**STATED TASK:** Copy all lines holding the word "name" from the entries.
####
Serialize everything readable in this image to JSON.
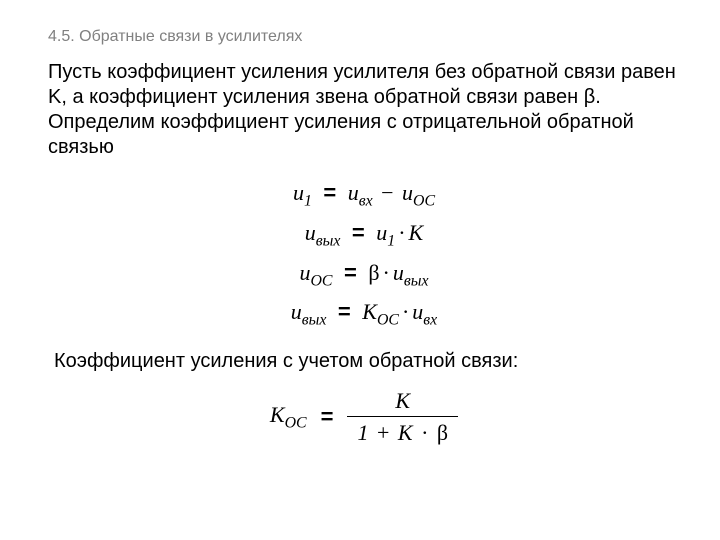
{
  "heading": "4.5. Обратные связи в усилителях",
  "paragraph1": "Пусть коэффициент усиления усилителя без обратной связи равен K, а коэффициент усиления звена обратной связи равен β. Определим коэффициент усиления с отрицательной обратной связью",
  "paragraph2": "Коэффициент усиления с учетом обратной связи:",
  "sym": {
    "u": "u",
    "K": "K",
    "Koc": "K",
    "one": "1",
    "sub1": "1",
    "vx": "вх",
    "oc": "ОС",
    "vyx": "вых",
    "beta": "β",
    "eq": "=",
    "minus": "−",
    "dot": "·",
    "plus": "+"
  }
}
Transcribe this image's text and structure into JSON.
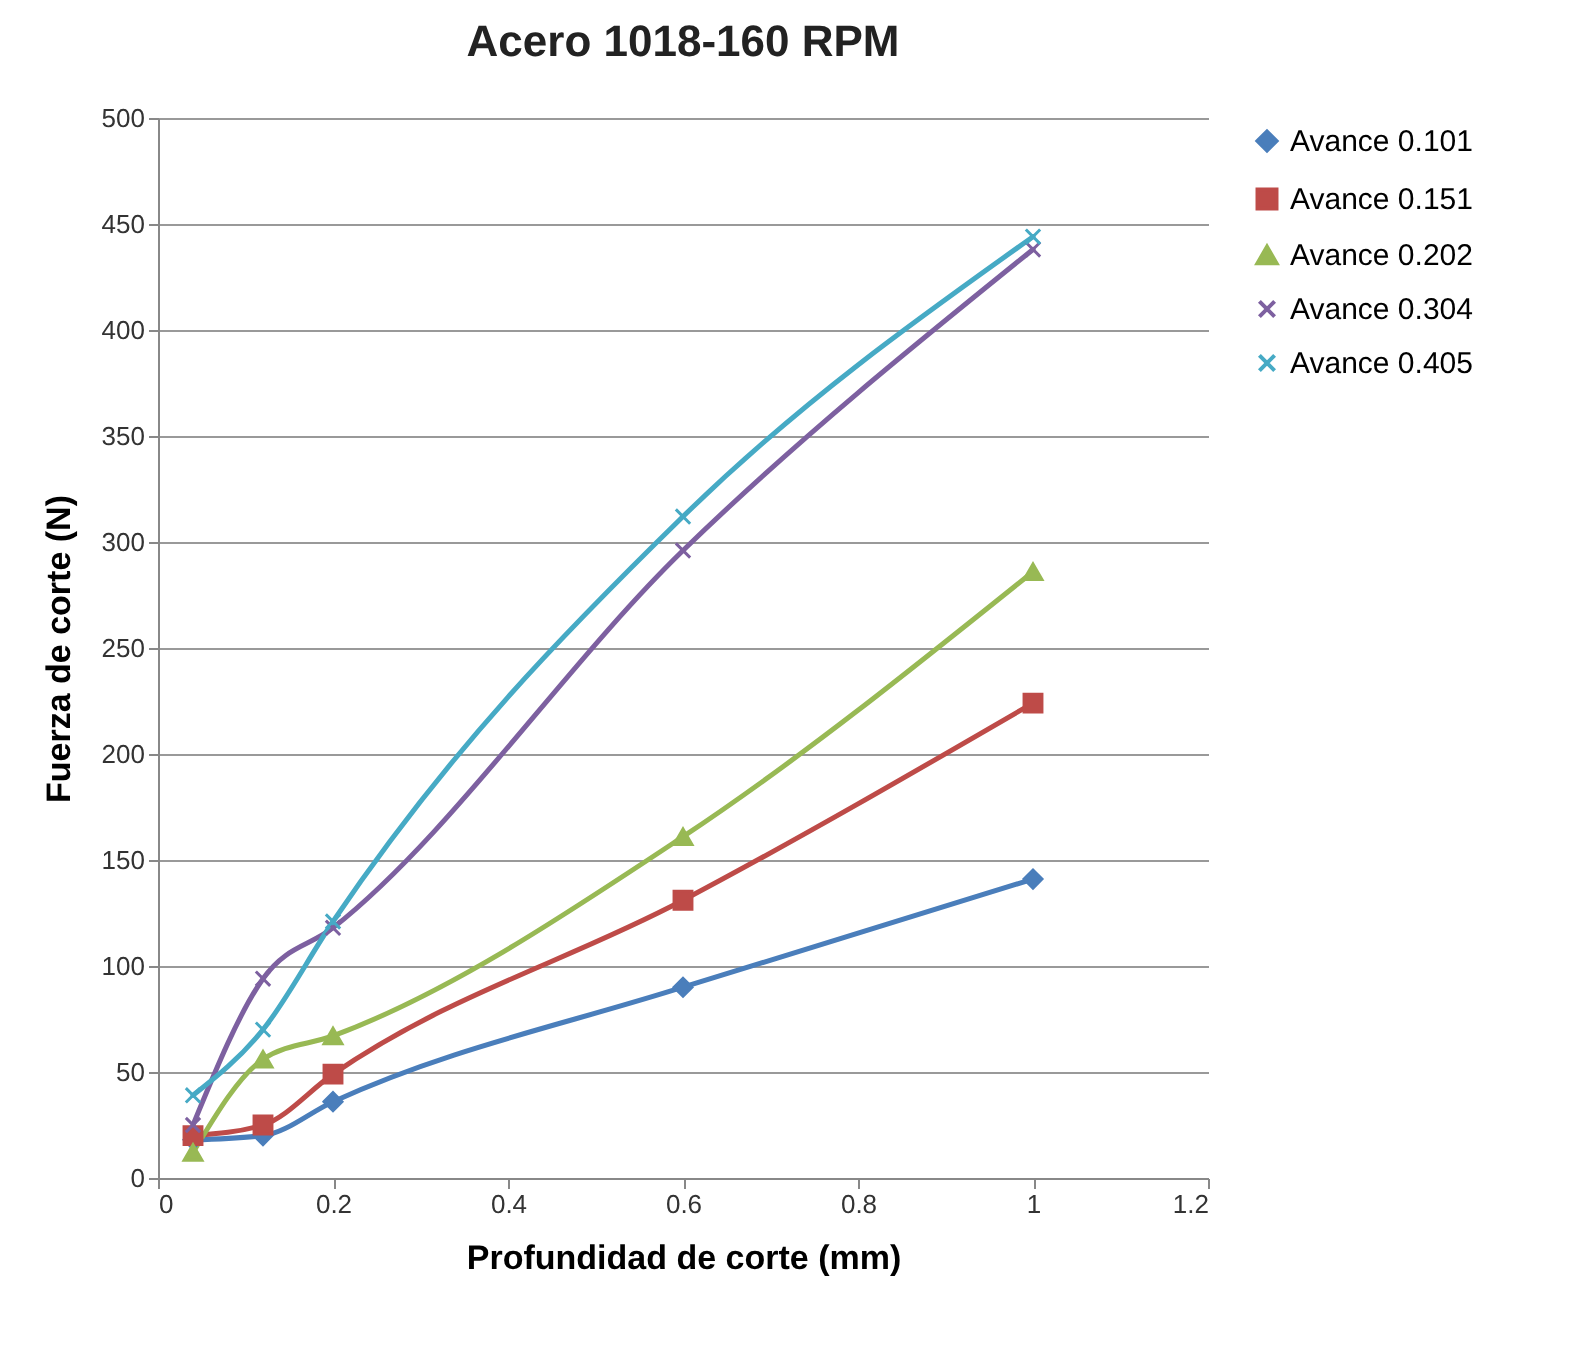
{
  "chart_data": {
    "type": "line",
    "title": "Acero 1018-160 RPM",
    "xlabel": "Profundidad de corte (mm)",
    "ylabel": "Fuerza de corte (N)",
    "x": [
      0.04,
      0.12,
      0.2,
      0.6,
      1.0
    ],
    "series": [
      {
        "name": "Avance 0.101",
        "color": "#4a7ebb",
        "marker": "diamond",
        "values": [
          18,
          20,
          36,
          90,
          141
        ]
      },
      {
        "name": "Avance 0.151",
        "color": "#be4b48",
        "marker": "square",
        "values": [
          20,
          25,
          49,
          131,
          224
        ]
      },
      {
        "name": "Avance 0.202",
        "color": "#98b954",
        "marker": "triangle",
        "values": [
          12,
          56,
          67,
          161,
          286
        ]
      },
      {
        "name": "Avance 0.304",
        "color": "#7d60a0",
        "marker": "cross",
        "values": [
          25,
          94,
          118,
          296,
          438
        ]
      },
      {
        "name": "Avance 0.405",
        "color": "#46aac5",
        "marker": "cross",
        "values": [
          39,
          70,
          121,
          312,
          444
        ]
      }
    ],
    "xlim": [
      0,
      1.2
    ],
    "xticks": [
      0,
      0.2,
      0.4,
      0.6,
      0.8,
      1,
      1.2
    ],
    "ylim": [
      0,
      500
    ],
    "yticks": [
      0,
      50,
      100,
      150,
      200,
      250,
      300,
      350,
      400,
      450,
      500
    ],
    "grid": "y",
    "legend": "right",
    "line_style": "solid"
  }
}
####
**ANSWER TO THE EXERCISE:**
        "name": "Avance 0.101",
        "name": "Avance 0.151",
        "name": "Avance 0.202",
        "name": "Avance 0.304",
        "name": "Avance 0.405",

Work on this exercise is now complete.